» WORK REQUIRED:
Render the listing, from its first line through the line holding "data-point bbox=[631, 324, 640, 333]" inclusive, as a Markdown table with the columns Row and Line, omitting blank lines.

═══ GIVEN DATA

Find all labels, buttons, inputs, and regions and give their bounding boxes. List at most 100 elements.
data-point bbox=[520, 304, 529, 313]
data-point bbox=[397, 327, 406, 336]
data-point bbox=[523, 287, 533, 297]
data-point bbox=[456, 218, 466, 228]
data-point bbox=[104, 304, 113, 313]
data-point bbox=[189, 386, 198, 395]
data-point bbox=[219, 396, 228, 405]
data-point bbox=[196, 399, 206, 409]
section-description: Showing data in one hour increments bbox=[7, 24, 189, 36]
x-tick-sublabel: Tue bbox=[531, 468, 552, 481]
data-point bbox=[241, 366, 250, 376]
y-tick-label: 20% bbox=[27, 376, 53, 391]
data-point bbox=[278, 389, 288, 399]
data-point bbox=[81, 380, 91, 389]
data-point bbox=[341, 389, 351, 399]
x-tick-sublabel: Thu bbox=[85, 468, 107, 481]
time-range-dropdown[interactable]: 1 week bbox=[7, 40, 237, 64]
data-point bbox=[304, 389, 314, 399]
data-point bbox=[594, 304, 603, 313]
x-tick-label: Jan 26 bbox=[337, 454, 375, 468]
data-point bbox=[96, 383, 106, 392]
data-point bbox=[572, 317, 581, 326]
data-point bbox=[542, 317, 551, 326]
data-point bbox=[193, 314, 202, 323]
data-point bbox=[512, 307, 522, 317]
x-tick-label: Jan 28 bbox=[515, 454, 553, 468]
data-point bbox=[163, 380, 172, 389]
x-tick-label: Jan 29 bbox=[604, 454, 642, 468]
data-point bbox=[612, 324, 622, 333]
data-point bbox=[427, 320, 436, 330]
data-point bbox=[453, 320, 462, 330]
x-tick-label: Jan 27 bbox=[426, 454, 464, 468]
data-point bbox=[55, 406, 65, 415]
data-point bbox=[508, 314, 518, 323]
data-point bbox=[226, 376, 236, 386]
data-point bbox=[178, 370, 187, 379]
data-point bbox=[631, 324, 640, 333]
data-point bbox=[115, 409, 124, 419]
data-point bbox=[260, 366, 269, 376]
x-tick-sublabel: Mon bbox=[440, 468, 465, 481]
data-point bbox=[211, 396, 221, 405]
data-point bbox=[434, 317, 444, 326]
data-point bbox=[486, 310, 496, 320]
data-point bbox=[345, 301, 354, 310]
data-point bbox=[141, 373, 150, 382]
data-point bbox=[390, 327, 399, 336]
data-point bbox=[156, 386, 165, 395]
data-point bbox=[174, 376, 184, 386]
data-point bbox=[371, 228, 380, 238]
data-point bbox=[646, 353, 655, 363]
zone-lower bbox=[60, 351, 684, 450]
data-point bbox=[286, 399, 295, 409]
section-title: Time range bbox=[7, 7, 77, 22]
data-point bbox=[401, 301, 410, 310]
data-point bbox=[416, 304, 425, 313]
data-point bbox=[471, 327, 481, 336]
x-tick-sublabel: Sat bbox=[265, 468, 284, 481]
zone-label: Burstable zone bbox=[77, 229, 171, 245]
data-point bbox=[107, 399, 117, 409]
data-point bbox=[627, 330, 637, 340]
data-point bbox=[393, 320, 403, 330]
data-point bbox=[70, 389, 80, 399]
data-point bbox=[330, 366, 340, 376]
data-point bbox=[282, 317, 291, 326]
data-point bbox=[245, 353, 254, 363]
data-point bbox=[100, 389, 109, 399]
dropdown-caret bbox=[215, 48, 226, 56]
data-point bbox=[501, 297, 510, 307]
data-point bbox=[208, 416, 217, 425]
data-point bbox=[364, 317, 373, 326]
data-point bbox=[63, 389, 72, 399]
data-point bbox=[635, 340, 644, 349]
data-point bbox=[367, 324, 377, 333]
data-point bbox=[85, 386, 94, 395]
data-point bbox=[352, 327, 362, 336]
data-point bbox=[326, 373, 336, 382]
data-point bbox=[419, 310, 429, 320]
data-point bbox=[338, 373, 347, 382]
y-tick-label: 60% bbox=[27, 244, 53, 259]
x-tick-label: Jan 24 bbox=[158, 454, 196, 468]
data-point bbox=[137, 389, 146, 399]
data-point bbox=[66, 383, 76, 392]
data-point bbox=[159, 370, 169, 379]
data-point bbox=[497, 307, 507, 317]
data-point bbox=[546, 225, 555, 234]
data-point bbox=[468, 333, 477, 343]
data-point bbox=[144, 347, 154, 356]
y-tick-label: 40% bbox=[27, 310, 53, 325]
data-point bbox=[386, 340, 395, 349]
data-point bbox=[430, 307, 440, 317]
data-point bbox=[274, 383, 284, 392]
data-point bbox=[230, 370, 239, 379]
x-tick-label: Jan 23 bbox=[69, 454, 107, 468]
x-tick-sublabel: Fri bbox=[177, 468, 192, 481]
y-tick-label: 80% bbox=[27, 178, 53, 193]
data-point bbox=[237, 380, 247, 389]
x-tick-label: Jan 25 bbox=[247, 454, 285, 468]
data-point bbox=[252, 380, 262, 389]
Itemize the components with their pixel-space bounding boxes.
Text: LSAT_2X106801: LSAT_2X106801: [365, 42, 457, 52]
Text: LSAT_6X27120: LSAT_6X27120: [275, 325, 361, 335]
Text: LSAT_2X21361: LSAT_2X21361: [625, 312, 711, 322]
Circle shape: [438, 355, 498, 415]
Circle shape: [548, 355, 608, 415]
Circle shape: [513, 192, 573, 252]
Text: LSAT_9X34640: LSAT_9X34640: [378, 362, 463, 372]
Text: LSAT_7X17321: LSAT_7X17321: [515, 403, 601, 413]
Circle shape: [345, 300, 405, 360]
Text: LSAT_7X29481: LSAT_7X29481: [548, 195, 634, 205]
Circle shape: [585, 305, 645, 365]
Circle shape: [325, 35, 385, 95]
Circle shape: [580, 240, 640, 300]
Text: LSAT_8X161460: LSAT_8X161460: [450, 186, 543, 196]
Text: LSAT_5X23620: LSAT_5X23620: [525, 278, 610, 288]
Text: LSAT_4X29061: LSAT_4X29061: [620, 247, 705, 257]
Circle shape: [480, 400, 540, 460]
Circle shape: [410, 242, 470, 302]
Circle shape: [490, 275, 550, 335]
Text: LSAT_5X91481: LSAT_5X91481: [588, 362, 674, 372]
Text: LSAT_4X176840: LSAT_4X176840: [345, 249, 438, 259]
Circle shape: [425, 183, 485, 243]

══════

» ANSWER TO THE TASK:
| Row | Line |
|---|---|
| 1 | Find all labels, buttons, inputs, and regions and give their bounding boxes. List at most 100 elements. |
| 2 | data-point bbox=[520, 304, 529, 313] |
| 3 | data-point bbox=[397, 327, 406, 336] |
| 4 | data-point bbox=[523, 287, 533, 297] |
| 5 | data-point bbox=[456, 218, 466, 228] |
| 6 | data-point bbox=[104, 304, 113, 313] |
| 7 | data-point bbox=[189, 386, 198, 395] |
| 8 | data-point bbox=[219, 396, 228, 405] |
| 9 | data-point bbox=[196, 399, 206, 409] |
| 10 | section-description: Showing data in one hour increments bbox=[7, 24, 189, 36] |
| 11 | x-tick-sublabel: Tue bbox=[531, 468, 552, 481] |
| 12 | data-point bbox=[241, 366, 250, 376] |
| 13 | y-tick-label: 20% bbox=[27, 376, 53, 391] |
| 14 | data-point bbox=[278, 389, 288, 399] |
| 15 | data-point bbox=[81, 380, 91, 389] |
| 16 | data-point bbox=[341, 389, 351, 399] |
| 17 | x-tick-sublabel: Thu bbox=[85, 468, 107, 481] |
| 18 | time-range-dropdown[interactable]: 1 week bbox=[7, 40, 237, 64] |
| 19 | data-point bbox=[304, 389, 314, 399] |
| 20 | data-point bbox=[594, 304, 603, 313] |
| 21 | x-tick-label: Jan 26 bbox=[337, 454, 375, 468] |
| 22 | data-point bbox=[96, 383, 106, 392] |
| 23 | data-point bbox=[572, 317, 581, 326] |
| 24 | data-point bbox=[542, 317, 551, 326] |
| 25 | data-point bbox=[193, 314, 202, 323] |
| 26 | data-point bbox=[512, 307, 522, 317] |
| 27 | x-tick-label: Jan 28 bbox=[515, 454, 553, 468] |
| 28 | data-point bbox=[163, 380, 172, 389] |
| 29 | x-tick-label: Jan 29 bbox=[604, 454, 642, 468] |
| 30 | data-point bbox=[612, 324, 622, 333] |
| 31 | data-point bbox=[427, 320, 436, 330] |
| 32 | data-point bbox=[453, 320, 462, 330] |
| 33 | x-tick-label: Jan 27 bbox=[426, 454, 464, 468] |
| 34 | data-point bbox=[55, 406, 65, 415] |
| 35 | data-point bbox=[508, 314, 518, 323] |
| 36 | data-point bbox=[226, 376, 236, 386] |
| 37 | data-point bbox=[178, 370, 187, 379] |
| 38 | data-point bbox=[631, 324, 640, 333] |